## Directions for this task
Write out the material again exactly, please, and omit the pictures.
-- START OF Extracted records --
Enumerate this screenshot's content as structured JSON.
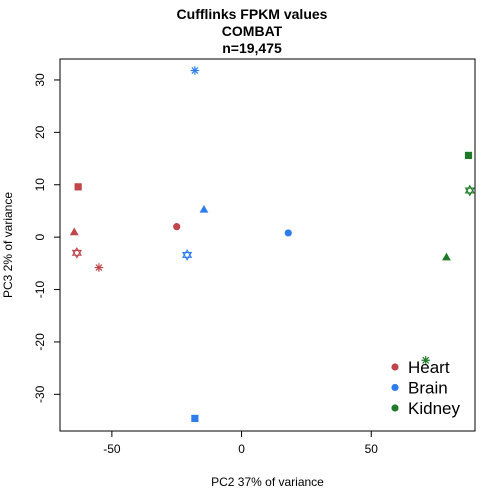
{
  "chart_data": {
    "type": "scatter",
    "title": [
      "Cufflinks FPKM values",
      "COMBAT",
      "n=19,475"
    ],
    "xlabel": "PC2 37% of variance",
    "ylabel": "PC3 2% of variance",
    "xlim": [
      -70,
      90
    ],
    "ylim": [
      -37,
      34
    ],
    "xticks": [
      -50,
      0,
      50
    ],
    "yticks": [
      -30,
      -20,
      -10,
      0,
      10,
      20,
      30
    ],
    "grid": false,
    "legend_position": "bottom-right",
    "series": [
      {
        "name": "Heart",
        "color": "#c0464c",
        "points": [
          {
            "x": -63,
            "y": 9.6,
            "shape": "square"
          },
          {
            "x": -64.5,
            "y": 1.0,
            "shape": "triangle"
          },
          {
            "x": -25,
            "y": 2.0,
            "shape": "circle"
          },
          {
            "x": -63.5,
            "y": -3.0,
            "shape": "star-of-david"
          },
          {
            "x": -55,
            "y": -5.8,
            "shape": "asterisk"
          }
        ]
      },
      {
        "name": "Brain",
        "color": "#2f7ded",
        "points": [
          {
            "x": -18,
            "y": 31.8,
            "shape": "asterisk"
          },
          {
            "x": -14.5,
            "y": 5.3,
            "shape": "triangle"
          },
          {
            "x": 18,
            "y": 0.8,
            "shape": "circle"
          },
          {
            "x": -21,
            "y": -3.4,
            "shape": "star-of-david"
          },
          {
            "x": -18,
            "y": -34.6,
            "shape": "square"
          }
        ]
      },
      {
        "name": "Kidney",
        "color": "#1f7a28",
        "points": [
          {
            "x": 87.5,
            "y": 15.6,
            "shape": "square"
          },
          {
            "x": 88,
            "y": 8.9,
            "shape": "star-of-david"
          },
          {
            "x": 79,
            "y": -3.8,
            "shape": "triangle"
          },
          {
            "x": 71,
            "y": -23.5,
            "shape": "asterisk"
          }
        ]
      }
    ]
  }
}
-- END OF Extracted records --
## Full output
Enumerate this screenshot's content as structured JSON.
{
  "chart_data": {
    "type": "scatter",
    "title": [
      "Cufflinks FPKM values",
      "COMBAT",
      "n=19,475"
    ],
    "xlabel": "PC2 37% of variance",
    "ylabel": "PC3 2% of variance",
    "xlim": [
      -70,
      90
    ],
    "ylim": [
      -37,
      34
    ],
    "xticks": [
      -50,
      0,
      50
    ],
    "yticks": [
      -30,
      -20,
      -10,
      0,
      10,
      20,
      30
    ],
    "grid": false,
    "legend_position": "bottom-right",
    "series": [
      {
        "name": "Heart",
        "color": "#c0464c",
        "points": [
          {
            "x": -63,
            "y": 9.6,
            "shape": "square"
          },
          {
            "x": -64.5,
            "y": 1.0,
            "shape": "triangle"
          },
          {
            "x": -25,
            "y": 2.0,
            "shape": "circle"
          },
          {
            "x": -63.5,
            "y": -3.0,
            "shape": "star-of-david"
          },
          {
            "x": -55,
            "y": -5.8,
            "shape": "asterisk"
          }
        ]
      },
      {
        "name": "Brain",
        "color": "#2f7ded",
        "points": [
          {
            "x": -18,
            "y": 31.8,
            "shape": "asterisk"
          },
          {
            "x": -14.5,
            "y": 5.3,
            "shape": "triangle"
          },
          {
            "x": 18,
            "y": 0.8,
            "shape": "circle"
          },
          {
            "x": -21,
            "y": -3.4,
            "shape": "star-of-david"
          },
          {
            "x": -18,
            "y": -34.6,
            "shape": "square"
          }
        ]
      },
      {
        "name": "Kidney",
        "color": "#1f7a28",
        "points": [
          {
            "x": 87.5,
            "y": 15.6,
            "shape": "square"
          },
          {
            "x": 88,
            "y": 8.9,
            "shape": "star-of-david"
          },
          {
            "x": 79,
            "y": -3.8,
            "shape": "triangle"
          },
          {
            "x": 71,
            "y": -23.5,
            "shape": "asterisk"
          }
        ]
      }
    ]
  }
}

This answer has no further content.